> TASK PROMPT
Make an exact copy of the entries below with the pictures removed.
** Start RECORDS **
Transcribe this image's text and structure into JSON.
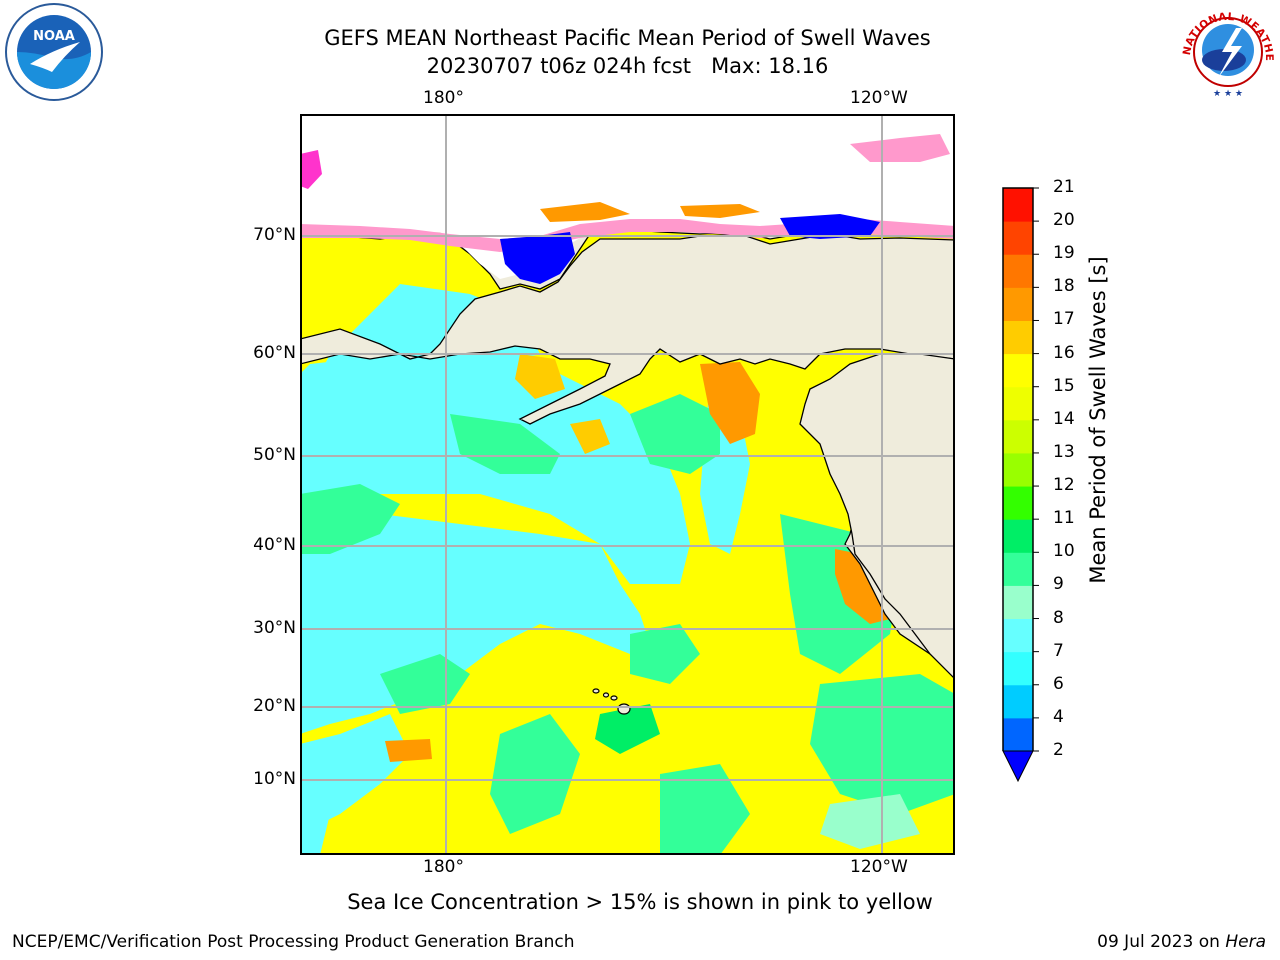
{
  "title_line1": "GEFS MEAN Northeast Pacific Mean Period of Swell Waves",
  "title_line2": "20230707 t06z 024h fcst   Max: 18.16",
  "logos": {
    "noaa_text": "NOAA",
    "nws_text": "NATIONAL WEATHER SERVICE"
  },
  "map": {
    "lon_labels": [
      "180°",
      "120°W"
    ],
    "lat_labels": [
      "70°N",
      "60°N",
      "50°N",
      "40°N",
      "30°N",
      "20°N",
      "10°N"
    ],
    "land_color": "#efecdc",
    "ocean_dominant_colors": [
      "#ffff00",
      "#33ff99",
      "#66ffff"
    ]
  },
  "colorbar": {
    "title": "Mean Period of Swell Waves [s]",
    "ticks": [
      "2",
      "4",
      "6",
      "7",
      "8",
      "9",
      "10",
      "11",
      "12",
      "13",
      "14",
      "15",
      "16",
      "17",
      "18",
      "19",
      "20",
      "21"
    ],
    "colors": [
      "#0066ff",
      "#00ccff",
      "#33ffff",
      "#66ffff",
      "#99ffcc",
      "#33ff99",
      "#00ee66",
      "#33ff00",
      "#99ff00",
      "#ccff00",
      "#eeff00",
      "#ffff00",
      "#ffcc00",
      "#ff9900",
      "#ff7700",
      "#ff4400",
      "#ff1100"
    ],
    "extend_color": "#0000ff"
  },
  "note": "Sea Ice Concentration > 15% is shown in pink to yellow",
  "footer_left": "NCEP/EMC/Verification Post Processing Product Generation Branch",
  "footer_right_date": "09 Jul 2023 on",
  "footer_right_host": "Hera"
}
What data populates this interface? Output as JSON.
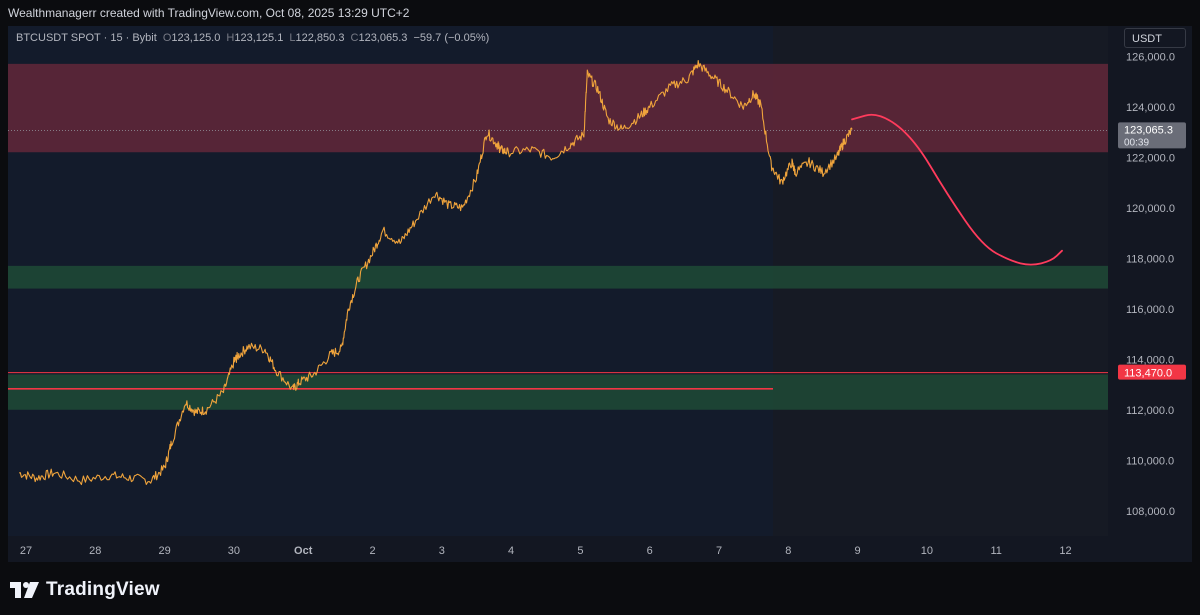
{
  "caption": "Wealthmanagerr created with TradingView.com, Oct 08, 2025 13:29 UTC+2",
  "symbol": {
    "name": "BTCUSDT SPOT · 15 · Bybit",
    "open_label": "O",
    "open": "123,125.0",
    "high_label": "H",
    "high": "123,125.1",
    "low_label": "L",
    "low": "122,850.3",
    "close_label": "C",
    "close": "123,065.3",
    "change": "−59.7 (−0.05%)"
  },
  "currency": "USDT",
  "brand": "TradingView",
  "colors": {
    "background": "#131722",
    "candle": "#f0a43c",
    "resistance_zone": "#6d2a3c",
    "support_zone": "#1f4a36",
    "projection_line": "#ff3b5c",
    "level_line": "#f23645"
  },
  "chart_data": {
    "type": "line",
    "y_axis": {
      "range": [
        107000,
        127200
      ],
      "ticks": [
        "126,000.0",
        "124,000.0",
        "122,000.0",
        "120,000.0",
        "118,000.0",
        "116,000.0",
        "114,000.0",
        "112,000.0",
        "110,000.0",
        "108,000.0"
      ],
      "tick_values": [
        126000,
        124000,
        122000,
        120000,
        118000,
        116000,
        114000,
        112000,
        110000,
        108000
      ]
    },
    "x_axis": {
      "range": [
        0,
        15.3
      ],
      "ticks": [
        "27",
        "28",
        "29",
        "30",
        "Oct",
        "2",
        "3",
        "4",
        "5",
        "6",
        "7",
        "8",
        "9",
        "10",
        "11",
        "12"
      ],
      "tick_values": [
        0.0,
        1.0,
        2.0,
        3.0,
        4.0,
        5.0,
        6.0,
        7.0,
        8.0,
        9.0,
        10.0,
        11.0,
        12.0,
        13.0,
        14.0,
        15.0
      ]
    },
    "price_series": {
      "x": [
        -0.1,
        0.15,
        0.4,
        0.8,
        1.2,
        1.5,
        1.8,
        2.0,
        2.1,
        2.3,
        2.45,
        2.6,
        2.85,
        3.0,
        3.05,
        3.2,
        3.45,
        3.6,
        3.85,
        3.95,
        4.15,
        4.4,
        4.55,
        4.65,
        4.8,
        5.0,
        5.15,
        5.4,
        5.6,
        5.9,
        6.1,
        6.3,
        6.5,
        6.65,
        6.8,
        6.85,
        6.95,
        7.3,
        7.6,
        7.85,
        8.05,
        8.1,
        8.25,
        8.4,
        8.6,
        8.85,
        9.0,
        9.3,
        9.55,
        9.7,
        9.9,
        10.1,
        10.35,
        10.5,
        10.6,
        10.75,
        10.9,
        11.05,
        11.1,
        11.3,
        11.5,
        11.7,
        11.8,
        11.92
      ],
      "y": [
        109500,
        109300,
        109500,
        109200,
        109400,
        109300,
        109200,
        109700,
        110700,
        112300,
        111900,
        112000,
        112700,
        113900,
        114100,
        114500,
        114400,
        113600,
        112800,
        113100,
        113400,
        114200,
        114400,
        116000,
        117200,
        118200,
        119100,
        118600,
        119400,
        120600,
        120100,
        120000,
        121200,
        123000,
        122500,
        122300,
        122200,
        122300,
        122000,
        122500,
        122900,
        125300,
        124700,
        123500,
        123100,
        123600,
        124000,
        124800,
        125100,
        125700,
        125200,
        124700,
        124000,
        124500,
        124100,
        121700,
        121000,
        121800,
        121400,
        121800,
        121400,
        122000,
        122600,
        123100
      ]
    },
    "projection": {
      "x": [
        11.92,
        12.3,
        12.8,
        13.3,
        13.8,
        14.2,
        14.5,
        14.8,
        14.95
      ],
      "y": [
        123500,
        123800,
        122800,
        120500,
        118500,
        117900,
        117700,
        117900,
        118300
      ]
    },
    "zones": [
      {
        "kind": "resistance",
        "from": 122200,
        "to": 125700
      },
      {
        "kind": "support",
        "from": 116800,
        "to": 117700
      },
      {
        "kind": "support",
        "from": 112000,
        "to": 113400
      }
    ],
    "levels": [
      113470,
      112830
    ],
    "current_price_label": "123,065.3",
    "countdown_label": "00:39",
    "level_label": "113,470.0"
  }
}
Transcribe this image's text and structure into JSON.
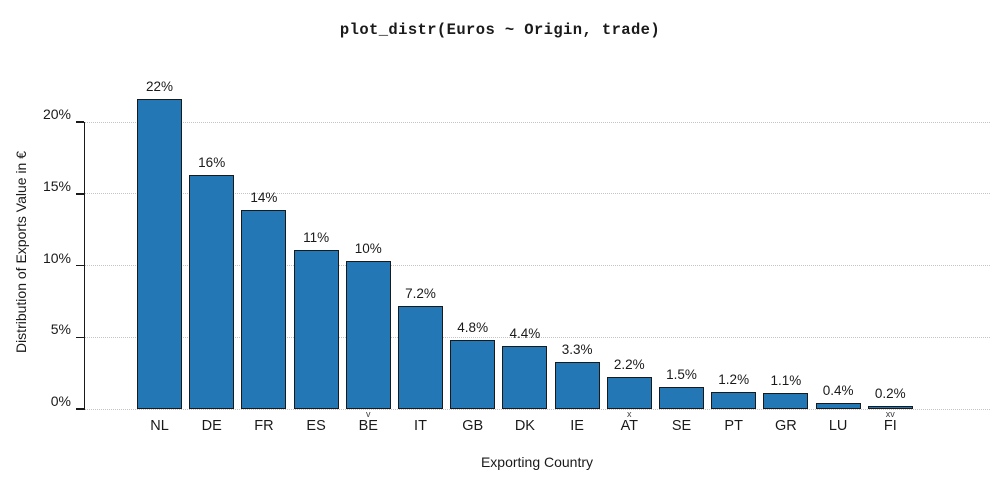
{
  "chart_data": {
    "type": "bar",
    "title": "plot_distr(Euros ~ Origin, trade)",
    "xlabel": "Exporting Country",
    "ylabel": "Distribution of Exports Value in €",
    "categories": [
      "NL",
      "DE",
      "FR",
      "ES",
      "BE",
      "IT",
      "GB",
      "DK",
      "IE",
      "AT",
      "SE",
      "PT",
      "GR",
      "LU",
      "FI"
    ],
    "values": [
      21.6,
      16.3,
      13.9,
      11.1,
      10.3,
      7.2,
      4.8,
      4.4,
      3.3,
      2.2,
      1.5,
      1.2,
      1.1,
      0.4,
      0.2
    ],
    "bar_labels": [
      "22%",
      "16%",
      "14%",
      "11%",
      "10%",
      "7.2%",
      "4.8%",
      "4.4%",
      "3.3%",
      "2.2%",
      "1.5%",
      "1.2%",
      "1.1%",
      "0.4%",
      "0.2%"
    ],
    "category_marks": [
      "",
      "",
      "",
      "",
      "v",
      "",
      "",
      "",
      "",
      "x",
      "",
      "",
      "",
      "",
      "xv"
    ],
    "yticks": [
      0,
      5,
      10,
      15,
      20
    ],
    "ytick_labels": [
      "0%",
      "5%",
      "10%",
      "15%",
      "20%"
    ],
    "ylim": [
      0,
      20
    ],
    "grid": "horizontal-dotted",
    "legend": "none",
    "colors": {
      "bar_fill": "#2377b4",
      "bar_edge": "#1a1a1a",
      "grid": "#c4c4c4",
      "text": "#1a1a1a"
    }
  }
}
** End RECORDS **
> FULL ANSWER
Transcribe this image's text and structure into JSON.
{
  "title_line1": "GEFS MEAN Northeast Pacific Mean Period of Swell Waves",
  "title_line2": "20230707 t06z 024h fcst   Max: 18.16",
  "logos": {
    "noaa_text": "NOAA",
    "nws_text": "NATIONAL WEATHER SERVICE"
  },
  "map": {
    "lon_labels": [
      "180°",
      "120°W"
    ],
    "lat_labels": [
      "70°N",
      "60°N",
      "50°N",
      "40°N",
      "30°N",
      "20°N",
      "10°N"
    ],
    "land_color": "#efecdc",
    "ocean_dominant_colors": [
      "#ffff00",
      "#33ff99",
      "#66ffff"
    ]
  },
  "colorbar": {
    "title": "Mean Period of Swell Waves [s]",
    "ticks": [
      "2",
      "4",
      "6",
      "7",
      "8",
      "9",
      "10",
      "11",
      "12",
      "13",
      "14",
      "15",
      "16",
      "17",
      "18",
      "19",
      "20",
      "21"
    ],
    "colors": [
      "#0066ff",
      "#00ccff",
      "#33ffff",
      "#66ffff",
      "#99ffcc",
      "#33ff99",
      "#00ee66",
      "#33ff00",
      "#99ff00",
      "#ccff00",
      "#eeff00",
      "#ffff00",
      "#ffcc00",
      "#ff9900",
      "#ff7700",
      "#ff4400",
      "#ff1100"
    ],
    "extend_color": "#0000ff"
  },
  "note": "Sea Ice Concentration > 15% is shown in pink to yellow",
  "footer_left": "NCEP/EMC/Verification Post Processing Product Generation Branch",
  "footer_right_date": "09 Jul 2023 on",
  "footer_right_host": "Hera"
}
What data populates this interface? Output as JSON.
{
  "caption": "Wealthmanagerr created with TradingView.com, Oct 08, 2025 13:29 UTC+2",
  "symbol": {
    "name": "BTCUSDT SPOT · 15 · Bybit",
    "open_label": "O",
    "open": "123,125.0",
    "high_label": "H",
    "high": "123,125.1",
    "low_label": "L",
    "low": "122,850.3",
    "close_label": "C",
    "close": "123,065.3",
    "change": "−59.7 (−0.05%)"
  },
  "currency": "USDT",
  "brand": "TradingView",
  "colors": {
    "background": "#131722",
    "candle": "#f0a43c",
    "resistance_zone": "#6d2a3c",
    "support_zone": "#1f4a36",
    "projection_line": "#ff3b5c",
    "level_line": "#f23645"
  },
  "chart_data": {
    "type": "line",
    "y_axis": {
      "range": [
        107000,
        127200
      ],
      "ticks": [
        "126,000.0",
        "124,000.0",
        "122,000.0",
        "120,000.0",
        "118,000.0",
        "116,000.0",
        "114,000.0",
        "112,000.0",
        "110,000.0",
        "108,000.0"
      ],
      "tick_values": [
        126000,
        124000,
        122000,
        120000,
        118000,
        116000,
        114000,
        112000,
        110000,
        108000
      ]
    },
    "x_axis": {
      "range": [
        0,
        15.3
      ],
      "ticks": [
        "27",
        "28",
        "29",
        "30",
        "Oct",
        "2",
        "3",
        "4",
        "5",
        "6",
        "7",
        "8",
        "9",
        "10",
        "11",
        "12"
      ],
      "tick_values": [
        0.0,
        1.0,
        2.0,
        3.0,
        4.0,
        5.0,
        6.0,
        7.0,
        8.0,
        9.0,
        10.0,
        11.0,
        12.0,
        13.0,
        14.0,
        15.0
      ]
    },
    "price_series": {
      "x": [
        -0.1,
        0.15,
        0.4,
        0.8,
        1.2,
        1.5,
        1.8,
        2.0,
        2.1,
        2.3,
        2.45,
        2.6,
        2.85,
        3.0,
        3.05,
        3.2,
        3.45,
        3.6,
        3.85,
        3.95,
        4.15,
        4.4,
        4.55,
        4.65,
        4.8,
        5.0,
        5.15,
        5.4,
        5.6,
        5.9,
        6.1,
        6.3,
        6.5,
        6.65,
        6.8,
        6.85,
        6.95,
        7.3,
        7.6,
        7.85,
        8.05,
        8.1,
        8.25,
        8.4,
        8.6,
        8.85,
        9.0,
        9.3,
        9.55,
        9.7,
        9.9,
        10.1,
        10.35,
        10.5,
        10.6,
        10.75,
        10.9,
        11.05,
        11.1,
        11.3,
        11.5,
        11.7,
        11.8,
        11.92
      ],
      "y": [
        109500,
        109300,
        109500,
        109200,
        109400,
        109300,
        109200,
        109700,
        110700,
        112300,
        111900,
        112000,
        112700,
        113900,
        114100,
        114500,
        114400,
        113600,
        112800,
        113100,
        113400,
        114200,
        114400,
        116000,
        117200,
        118200,
        119100,
        118600,
        119400,
        120600,
        120100,
        120000,
        121200,
        123000,
        122500,
        122300,
        122200,
        122300,
        122000,
        122500,
        122900,
        125300,
        124700,
        123500,
        123100,
        123600,
        124000,
        124800,
        125100,
        125700,
        125200,
        124700,
        124000,
        124500,
        124100,
        121700,
        121000,
        121800,
        121400,
        121800,
        121400,
        122000,
        122600,
        123100
      ]
    },
    "projection": {
      "x": [
        11.92,
        12.3,
        12.8,
        13.3,
        13.8,
        14.2,
        14.5,
        14.8,
        14.95
      ],
      "y": [
        123500,
        123800,
        122800,
        120500,
        118500,
        117900,
        117700,
        117900,
        118300
      ]
    },
    "zones": [
      {
        "kind": "resistance",
        "from": 122200,
        "to": 125700
      },
      {
        "kind": "support",
        "from": 116800,
        "to": 117700
      },
      {
        "kind": "support",
        "from": 112000,
        "to": 113400
      }
    ],
    "levels": [
      113470,
      112830
    ],
    "current_price_label": "123,065.3",
    "countdown_label": "00:39",
    "level_label": "113,470.0"
  }
}
Transcribe this image's text and structure into JSON.
{
  "chart_data": {
    "type": "bar",
    "title": "plot_distr(Euros ~ Origin, trade)",
    "xlabel": "Exporting Country",
    "ylabel": "Distribution of Exports Value in €",
    "categories": [
      "NL",
      "DE",
      "FR",
      "ES",
      "BE",
      "IT",
      "GB",
      "DK",
      "IE",
      "AT",
      "SE",
      "PT",
      "GR",
      "LU",
      "FI"
    ],
    "values": [
      21.6,
      16.3,
      13.9,
      11.1,
      10.3,
      7.2,
      4.8,
      4.4,
      3.3,
      2.2,
      1.5,
      1.2,
      1.1,
      0.4,
      0.2
    ],
    "bar_labels": [
      "22%",
      "16%",
      "14%",
      "11%",
      "10%",
      "7.2%",
      "4.8%",
      "4.4%",
      "3.3%",
      "2.2%",
      "1.5%",
      "1.2%",
      "1.1%",
      "0.4%",
      "0.2%"
    ],
    "category_marks": [
      "",
      "",
      "",
      "",
      "v",
      "",
      "",
      "",
      "",
      "x",
      "",
      "",
      "",
      "",
      "xv"
    ],
    "yticks": [
      0,
      5,
      10,
      15,
      20
    ],
    "ytick_labels": [
      "0%",
      "5%",
      "10%",
      "15%",
      "20%"
    ],
    "ylim": [
      0,
      20
    ],
    "grid": "horizontal-dotted",
    "legend": "none",
    "colors": {
      "bar_fill": "#2377b4",
      "bar_edge": "#1a1a1a",
      "grid": "#c4c4c4",
      "text": "#1a1a1a"
    }
  }
}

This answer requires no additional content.